▶ [EXERCISE]
Tally the lines holding the string "Heat" and reply with that number alone.

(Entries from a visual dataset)
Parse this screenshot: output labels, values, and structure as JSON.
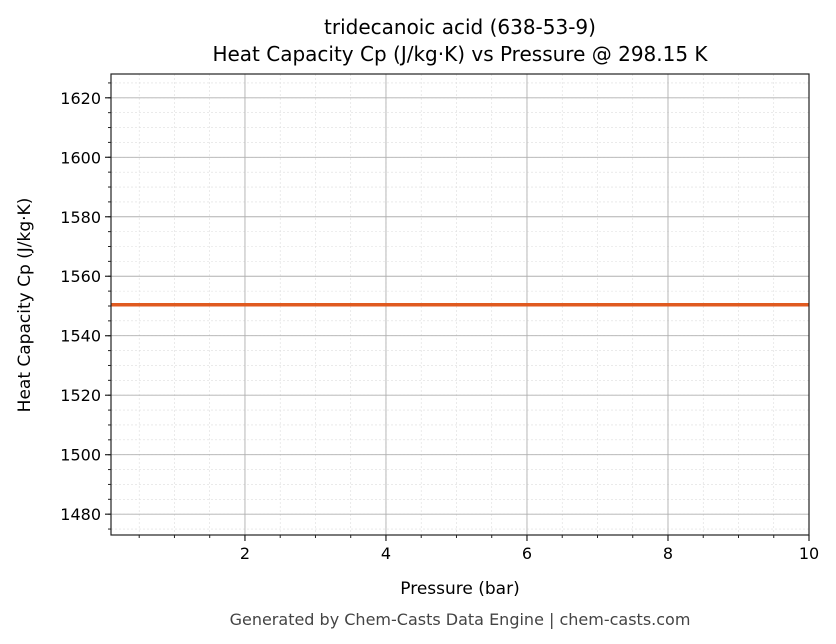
{
  "chart_data": {
    "type": "line",
    "title": "tridecanoic acid (638-53-9)",
    "subtitle": "Heat Capacity Cp (J/kg·K) vs Pressure @ 298.15 K",
    "xlabel": "Pressure (bar)",
    "ylabel": "Heat Capacity Cp (J/kg·K)",
    "xlim": [
      0.1,
      10
    ],
    "ylim": [
      1473,
      1628
    ],
    "xticks": [
      2,
      4,
      6,
      8,
      10
    ],
    "yticks": [
      1480,
      1500,
      1520,
      1540,
      1560,
      1580,
      1600,
      1620
    ],
    "grid": true,
    "series": [
      {
        "x": [
          0.1,
          10
        ],
        "y": [
          1550.4,
          1550.4
        ],
        "color": "#e05a20"
      }
    ],
    "footer": "Generated by Chem-Casts Data Engine | chem-casts.com"
  }
}
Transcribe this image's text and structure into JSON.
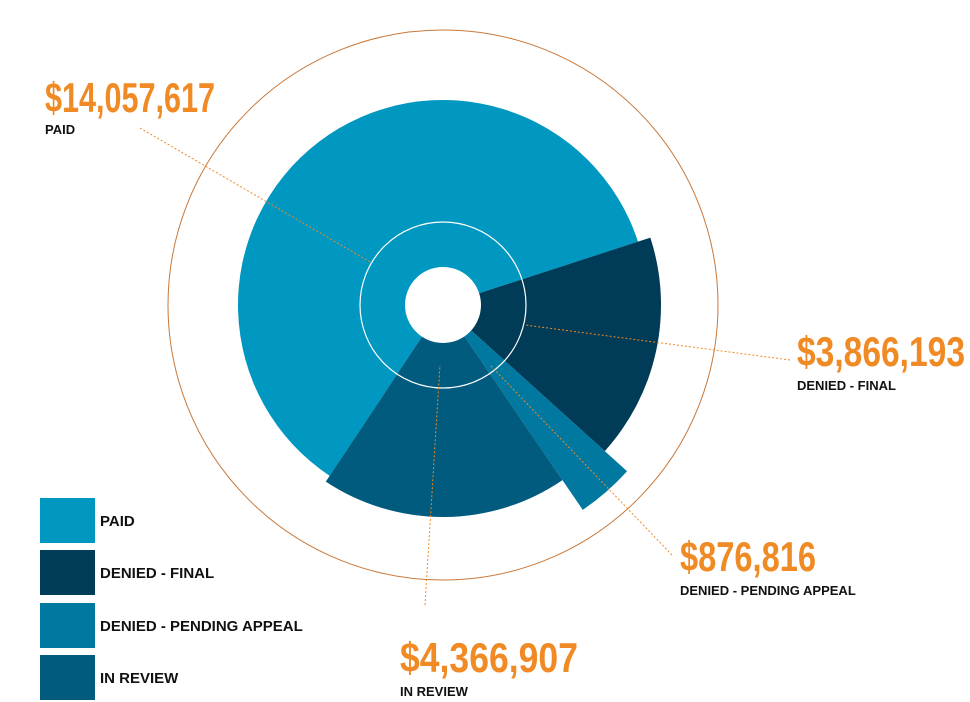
{
  "chart_data": {
    "type": "polar-area",
    "categories": [
      "PAID",
      "DENIED - FINAL",
      "DENIED - PENDING APPEAL",
      "IN REVIEW"
    ],
    "values": [
      14057617,
      3866193,
      876816,
      4366907
    ],
    "value_labels": [
      "$14,057,617",
      "$3,866,193",
      "$876,816",
      "$4,366,907"
    ],
    "colors": [
      "#0097c0",
      "#003b57",
      "#00789f",
      "#005b7e"
    ],
    "label_color": "#f08a24"
  }
}
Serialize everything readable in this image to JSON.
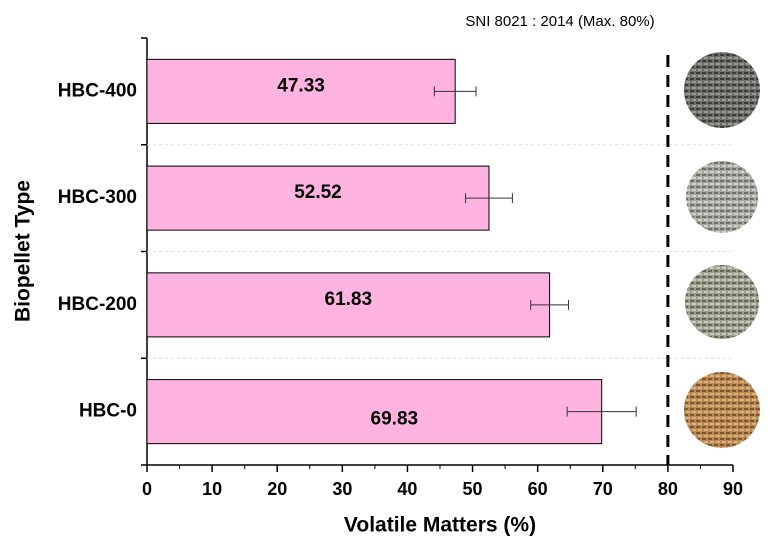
{
  "chart_data": {
    "type": "bar",
    "orientation": "horizontal",
    "xlabel": "Volatile Matters (%)",
    "ylabel": "Biopellet Type",
    "annotation": "SNI 8021 : 2014 (Max. 80%)",
    "reference_line": 80,
    "categories": [
      "HBC-400",
      "HBC-300",
      "HBC-200",
      "HBC-0"
    ],
    "values": [
      47.33,
      52.52,
      61.83,
      69.83
    ],
    "errors": [
      3.2,
      3.6,
      2.9,
      5.3
    ],
    "color": "#ffb3e0",
    "xlim": [
      0,
      90
    ],
    "xticks": [
      0,
      10,
      20,
      30,
      40,
      50,
      60,
      70,
      80,
      90
    ]
  }
}
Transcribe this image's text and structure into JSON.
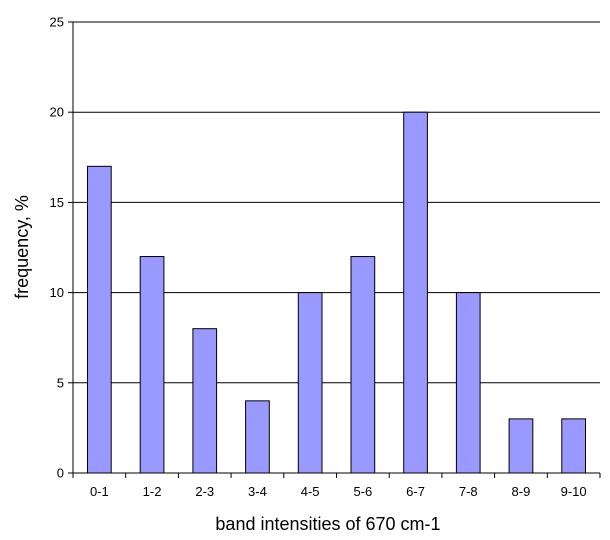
{
  "chart_data": {
    "type": "bar",
    "title": "",
    "xlabel": "band intensities of 670 cm-1",
    "ylabel": "frequency, %",
    "categories": [
      "0-1",
      "1-2",
      "2-3",
      "3-4",
      "4-5",
      "5-6",
      "6-7",
      "7-8",
      "8-9",
      "9-10"
    ],
    "values": [
      17,
      12,
      8,
      4,
      10,
      12,
      20,
      10,
      3,
      3
    ],
    "ylim": [
      0,
      25
    ],
    "yticks": [
      0,
      5,
      10,
      15,
      20,
      25
    ],
    "grid": true,
    "legend": "none",
    "colors": {
      "bar_fill": "#9999ff",
      "bar_stroke": "#000000",
      "grid": "#000000",
      "axis": "#000000"
    }
  }
}
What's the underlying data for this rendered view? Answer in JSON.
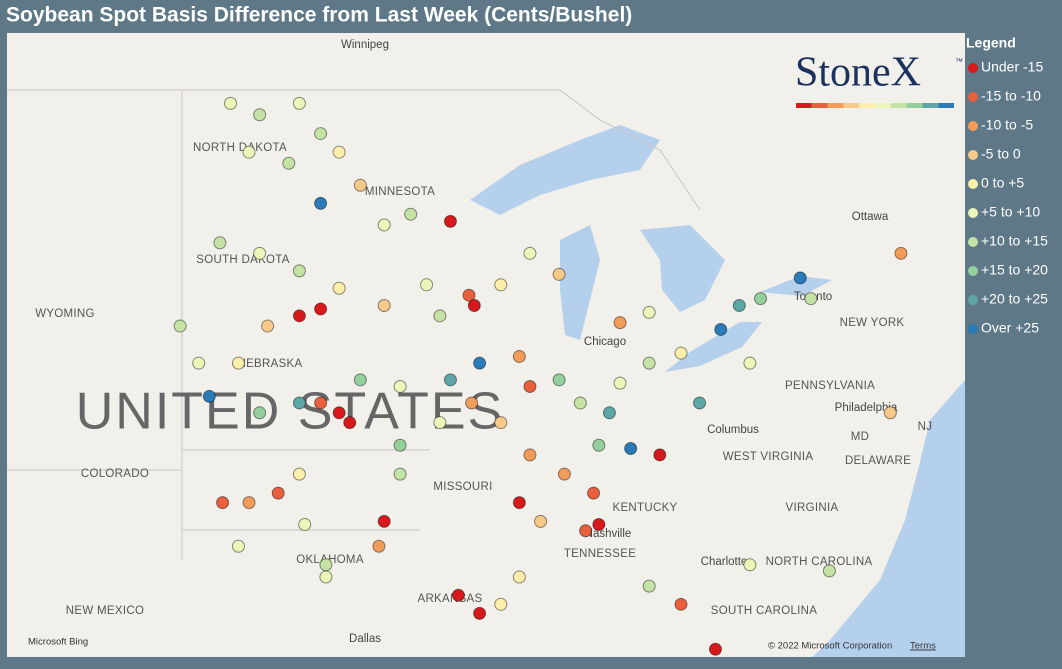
{
  "title": "Soybean Spot Basis Difference from Last Week (Cents/Bushel)",
  "logo": {
    "text": "StoneX",
    "mark": "™"
  },
  "map": {
    "labels": [
      "Winnipeg",
      "NORTH DAKOTA",
      "MINNESOTA",
      "SOUTH DAKOTA",
      "WYOMING",
      "NEBRASKA",
      "COLORADO",
      "MISSOURI",
      "OKLAHOMA",
      "NEW MEXICO",
      "ARKANSAS",
      "Dallas",
      "KENTUCKY",
      "TENNESSEE",
      "Nashville",
      "Chicago",
      "Columbus",
      "Ottawa",
      "Toronto",
      "NEW YORK",
      "PENNSYLVANIA",
      "Philadelphia",
      "MD",
      "DELAWARE",
      "WEST VIRGINIA",
      "VIRGINIA",
      "NORTH CAROLINA",
      "Charlotte",
      "SOUTH CAROLINA",
      "NJ",
      "UNITED STATES"
    ],
    "provider": "Microsoft Bing",
    "attribution": "© 2022 Microsoft Corporation",
    "terms": "Terms"
  },
  "legend": {
    "title": "Legend",
    "classes": [
      {
        "label": "Under -15",
        "color": "#d7191c"
      },
      {
        "label": "-15 to -10",
        "color": "#e8603c"
      },
      {
        "label": "-10 to -5",
        "color": "#f39c5a"
      },
      {
        "label": "-5 to 0",
        "color": "#f9c98a"
      },
      {
        "label": "0 to +5",
        "color": "#fdeeaa"
      },
      {
        "label": "+5 to +10",
        "color": "#edf5b8"
      },
      {
        "label": "+10 to +15",
        "color": "#c4e3a4"
      },
      {
        "label": "+15 to +20",
        "color": "#94cf9e"
      },
      {
        "label": "+20 to +25",
        "color": "#5ea7a7"
      },
      {
        "label": "Over +25",
        "color": "#2b7bb9"
      }
    ]
  },
  "points": [
    [
      -100.6,
      48.6,
      5
    ],
    [
      -99.5,
      48.3,
      6
    ],
    [
      -98.0,
      48.6,
      5
    ],
    [
      -97.2,
      47.8,
      6
    ],
    [
      -99.9,
      47.3,
      5
    ],
    [
      -98.4,
      47.0,
      6
    ],
    [
      -96.5,
      47.3,
      4
    ],
    [
      -97.2,
      45.9,
      9
    ],
    [
      -95.7,
      46.4,
      3
    ],
    [
      -94.8,
      45.3,
      5
    ],
    [
      -93.8,
      45.6,
      6
    ],
    [
      -92.3,
      45.4,
      0
    ],
    [
      -99.5,
      44.5,
      5
    ],
    [
      -98.0,
      44.0,
      6
    ],
    [
      -101.0,
      44.8,
      6
    ],
    [
      -96.5,
      43.5,
      4
    ],
    [
      -94.8,
      43.0,
      3
    ],
    [
      -93.2,
      43.6,
      5
    ],
    [
      -91.6,
      43.3,
      1
    ],
    [
      -91.4,
      43.0,
      0
    ],
    [
      -90.4,
      43.6,
      4
    ],
    [
      -89.3,
      44.5,
      5
    ],
    [
      -88.2,
      43.9,
      3
    ],
    [
      -91.2,
      41.3,
      9
    ],
    [
      -89.7,
      41.5,
      2
    ],
    [
      -89.3,
      40.6,
      1
    ],
    [
      -88.2,
      40.8,
      7
    ],
    [
      -87.4,
      40.1,
      6
    ],
    [
      -86.3,
      39.8,
      8
    ],
    [
      -85.9,
      40.7,
      5
    ],
    [
      -84.8,
      41.3,
      6
    ],
    [
      -83.6,
      41.6,
      4
    ],
    [
      -82.9,
      40.1,
      8
    ],
    [
      -82.1,
      42.3,
      9
    ],
    [
      -81.4,
      43.0,
      8
    ],
    [
      -80.6,
      43.2,
      7
    ],
    [
      -79.1,
      43.8,
      9
    ],
    [
      -78.7,
      43.2,
      6
    ],
    [
      -84.4,
      38.5,
      0
    ],
    [
      -85.5,
      38.7,
      9
    ],
    [
      -86.9,
      37.3,
      1
    ],
    [
      -88.0,
      37.9,
      2
    ],
    [
      -89.3,
      38.5,
      2
    ],
    [
      -89.7,
      37.0,
      0
    ],
    [
      -88.9,
      36.4,
      3
    ],
    [
      -86.7,
      36.3,
      0
    ],
    [
      -87.2,
      36.1,
      1
    ],
    [
      -89.7,
      34.6,
      4
    ],
    [
      -90.4,
      33.7,
      4
    ],
    [
      -91.2,
      33.4,
      0
    ],
    [
      -92.0,
      34.0,
      0
    ],
    [
      -82.3,
      32.2,
      0
    ],
    [
      -83.6,
      33.7,
      1
    ],
    [
      -84.8,
      34.3,
      6
    ],
    [
      -81.0,
      35.0,
      5
    ],
    [
      -78.0,
      34.8,
      6
    ],
    [
      -75.7,
      39.8,
      3
    ],
    [
      -75.3,
      44.5,
      2
    ],
    [
      -81.0,
      41.3,
      5
    ],
    [
      -86.7,
      38.8,
      7
    ],
    [
      -96.5,
      39.8,
      0
    ],
    [
      -96.1,
      39.5,
      0
    ],
    [
      -97.2,
      40.1,
      1
    ],
    [
      -98.0,
      40.1,
      8
    ],
    [
      -99.5,
      39.8,
      7
    ],
    [
      -101.4,
      40.3,
      9
    ],
    [
      -98.8,
      37.3,
      1
    ],
    [
      -99.9,
      37.0,
      2
    ],
    [
      -100.9,
      37.0,
      1
    ],
    [
      -100.3,
      35.6,
      5
    ],
    [
      -97.8,
      36.3,
      5
    ],
    [
      -97.0,
      35.0,
      6
    ],
    [
      -98.0,
      37.9,
      4
    ],
    [
      -94.8,
      36.4,
      0
    ],
    [
      -95.0,
      35.6,
      2
    ],
    [
      -97.0,
      34.6,
      5
    ],
    [
      -94.2,
      37.9,
      6
    ],
    [
      -94.2,
      38.8,
      7
    ],
    [
      -92.7,
      39.5,
      5
    ],
    [
      -91.5,
      40.1,
      2
    ],
    [
      -90.4,
      39.5,
      3
    ],
    [
      -102.5,
      42.4,
      6
    ],
    [
      -101.8,
      41.3,
      5
    ],
    [
      -100.3,
      41.3,
      4
    ],
    [
      -99.2,
      42.4,
      3
    ],
    [
      -98.0,
      42.7,
      0
    ],
    [
      -97.2,
      42.9,
      0
    ],
    [
      -92.7,
      42.7,
      6
    ],
    [
      -94.2,
      40.6,
      5
    ],
    [
      -95.7,
      40.8,
      7
    ],
    [
      -92.3,
      40.8,
      8
    ],
    [
      -85.9,
      42.5,
      2
    ],
    [
      -84.8,
      42.8,
      5
    ]
  ]
}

▶ [CORRECT RESPONSE]
2